Exercise material:
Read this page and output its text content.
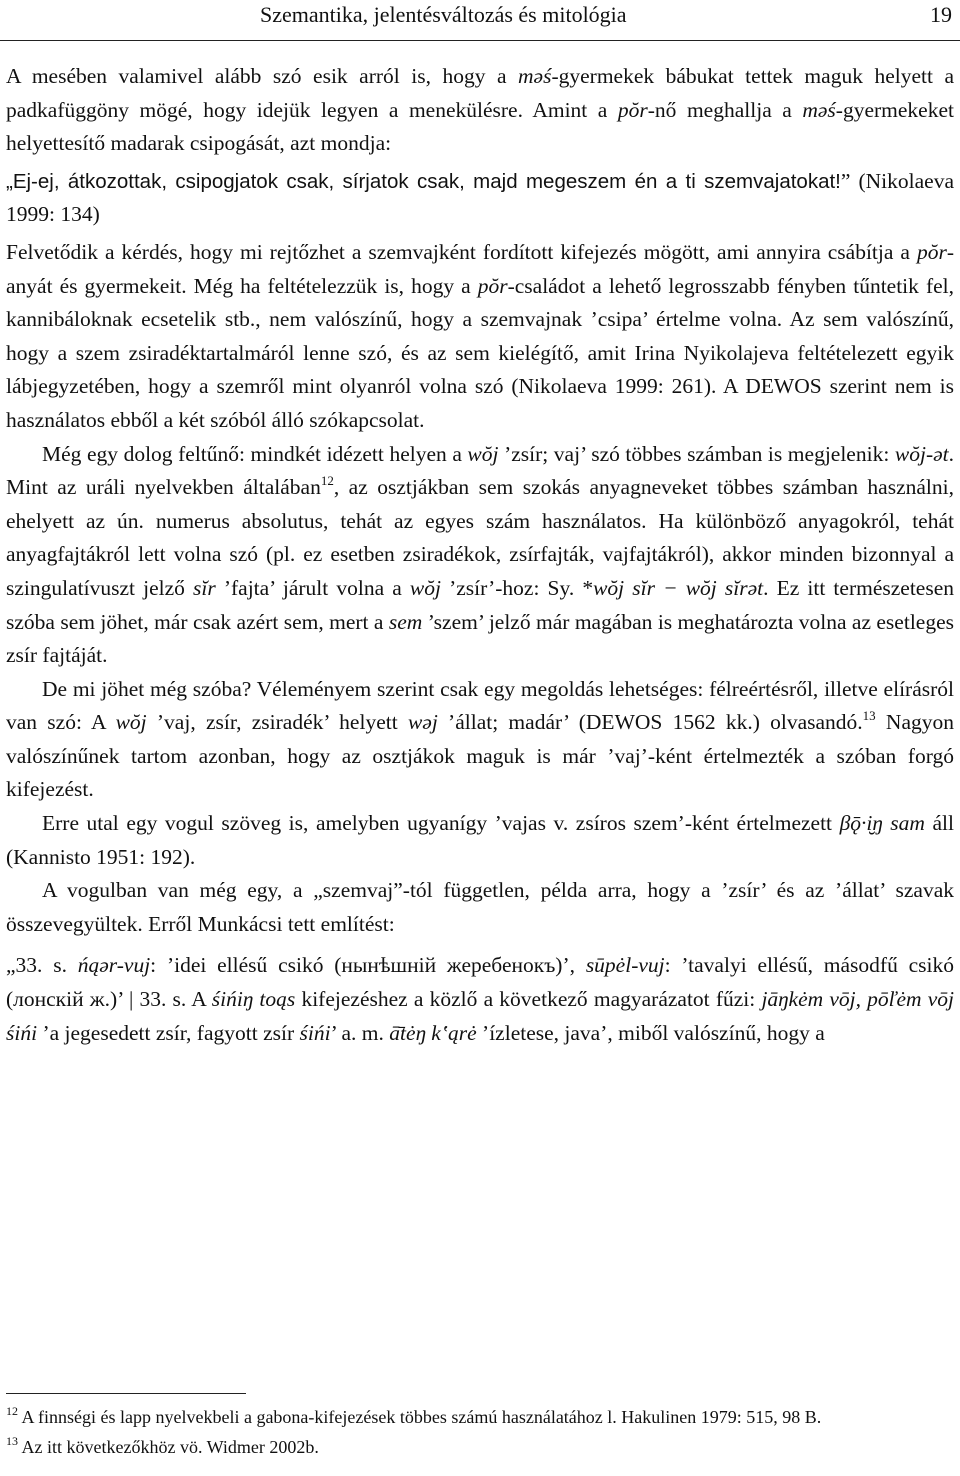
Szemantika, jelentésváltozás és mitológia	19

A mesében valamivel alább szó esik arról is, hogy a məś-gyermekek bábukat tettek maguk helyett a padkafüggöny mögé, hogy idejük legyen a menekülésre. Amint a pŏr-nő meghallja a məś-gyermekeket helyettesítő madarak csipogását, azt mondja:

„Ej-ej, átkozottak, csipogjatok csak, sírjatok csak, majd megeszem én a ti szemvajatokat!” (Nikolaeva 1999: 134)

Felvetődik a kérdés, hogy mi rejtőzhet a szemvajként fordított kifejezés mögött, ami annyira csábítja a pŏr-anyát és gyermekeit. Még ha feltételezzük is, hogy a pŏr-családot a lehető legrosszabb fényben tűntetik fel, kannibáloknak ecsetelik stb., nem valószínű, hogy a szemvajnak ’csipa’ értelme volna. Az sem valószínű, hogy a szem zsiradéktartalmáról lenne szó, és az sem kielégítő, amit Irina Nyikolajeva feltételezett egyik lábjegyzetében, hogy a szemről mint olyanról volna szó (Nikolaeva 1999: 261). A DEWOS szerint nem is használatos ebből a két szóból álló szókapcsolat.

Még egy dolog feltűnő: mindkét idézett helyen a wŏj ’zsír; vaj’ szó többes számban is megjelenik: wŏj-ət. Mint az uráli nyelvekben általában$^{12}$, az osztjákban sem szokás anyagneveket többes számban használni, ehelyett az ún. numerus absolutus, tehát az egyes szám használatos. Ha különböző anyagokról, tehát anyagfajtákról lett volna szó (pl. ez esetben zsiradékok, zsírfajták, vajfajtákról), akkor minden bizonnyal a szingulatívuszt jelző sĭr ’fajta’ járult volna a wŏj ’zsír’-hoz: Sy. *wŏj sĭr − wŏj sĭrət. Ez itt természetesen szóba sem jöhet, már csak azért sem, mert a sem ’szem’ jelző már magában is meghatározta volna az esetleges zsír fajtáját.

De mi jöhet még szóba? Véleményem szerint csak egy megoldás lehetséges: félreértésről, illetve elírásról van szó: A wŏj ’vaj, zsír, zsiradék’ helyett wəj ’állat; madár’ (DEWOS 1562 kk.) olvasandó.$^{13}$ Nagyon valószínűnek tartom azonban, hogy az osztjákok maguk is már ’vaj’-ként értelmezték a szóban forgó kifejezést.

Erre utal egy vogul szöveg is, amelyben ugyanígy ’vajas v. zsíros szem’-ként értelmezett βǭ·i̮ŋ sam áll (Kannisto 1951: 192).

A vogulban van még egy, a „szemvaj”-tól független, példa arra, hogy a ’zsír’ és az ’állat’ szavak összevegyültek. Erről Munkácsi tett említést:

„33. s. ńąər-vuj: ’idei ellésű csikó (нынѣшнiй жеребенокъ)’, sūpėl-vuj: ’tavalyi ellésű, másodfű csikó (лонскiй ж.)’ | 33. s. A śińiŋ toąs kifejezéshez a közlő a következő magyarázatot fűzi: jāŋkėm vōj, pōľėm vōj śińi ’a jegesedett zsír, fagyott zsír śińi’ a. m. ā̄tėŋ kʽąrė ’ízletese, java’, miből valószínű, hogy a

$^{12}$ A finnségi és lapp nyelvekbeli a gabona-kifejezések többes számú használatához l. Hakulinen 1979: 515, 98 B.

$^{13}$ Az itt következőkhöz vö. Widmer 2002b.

==

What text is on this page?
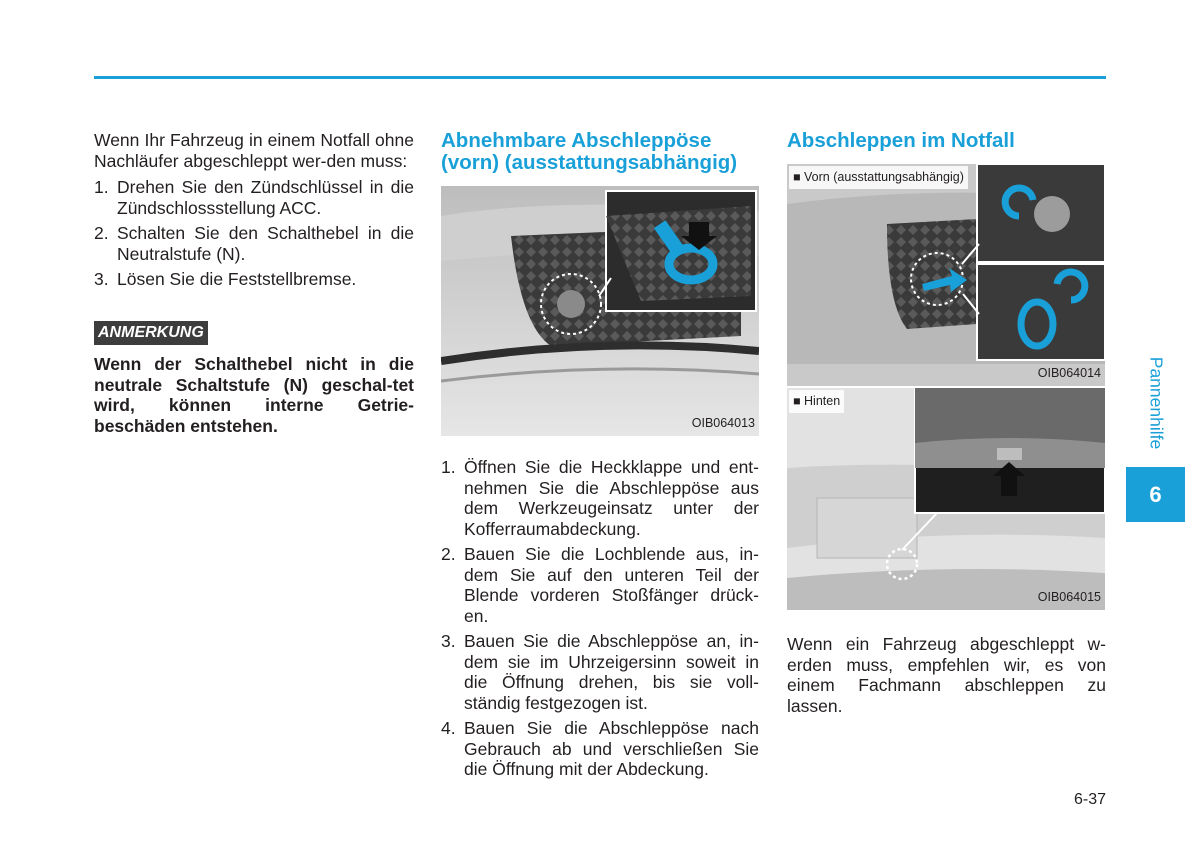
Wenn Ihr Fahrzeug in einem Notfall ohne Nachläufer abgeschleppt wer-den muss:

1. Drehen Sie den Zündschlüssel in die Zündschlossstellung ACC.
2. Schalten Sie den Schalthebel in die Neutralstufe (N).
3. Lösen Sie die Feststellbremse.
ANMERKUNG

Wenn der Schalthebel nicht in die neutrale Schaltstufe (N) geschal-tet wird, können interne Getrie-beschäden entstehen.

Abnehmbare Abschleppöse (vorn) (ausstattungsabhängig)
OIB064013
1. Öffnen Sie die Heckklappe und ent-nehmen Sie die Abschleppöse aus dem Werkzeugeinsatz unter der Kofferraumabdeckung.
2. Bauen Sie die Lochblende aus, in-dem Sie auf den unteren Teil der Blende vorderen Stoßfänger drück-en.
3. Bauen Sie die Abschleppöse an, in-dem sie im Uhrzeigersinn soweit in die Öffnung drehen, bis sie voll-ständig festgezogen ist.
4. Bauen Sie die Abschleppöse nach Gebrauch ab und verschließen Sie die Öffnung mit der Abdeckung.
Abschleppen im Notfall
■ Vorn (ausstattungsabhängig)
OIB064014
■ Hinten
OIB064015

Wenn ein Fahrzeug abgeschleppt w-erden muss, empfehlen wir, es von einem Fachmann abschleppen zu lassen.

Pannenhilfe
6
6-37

Instructions for the task:
Copy all lines from the material that hold "this".

In response:
Read this page and output its text content.
What text is on this page?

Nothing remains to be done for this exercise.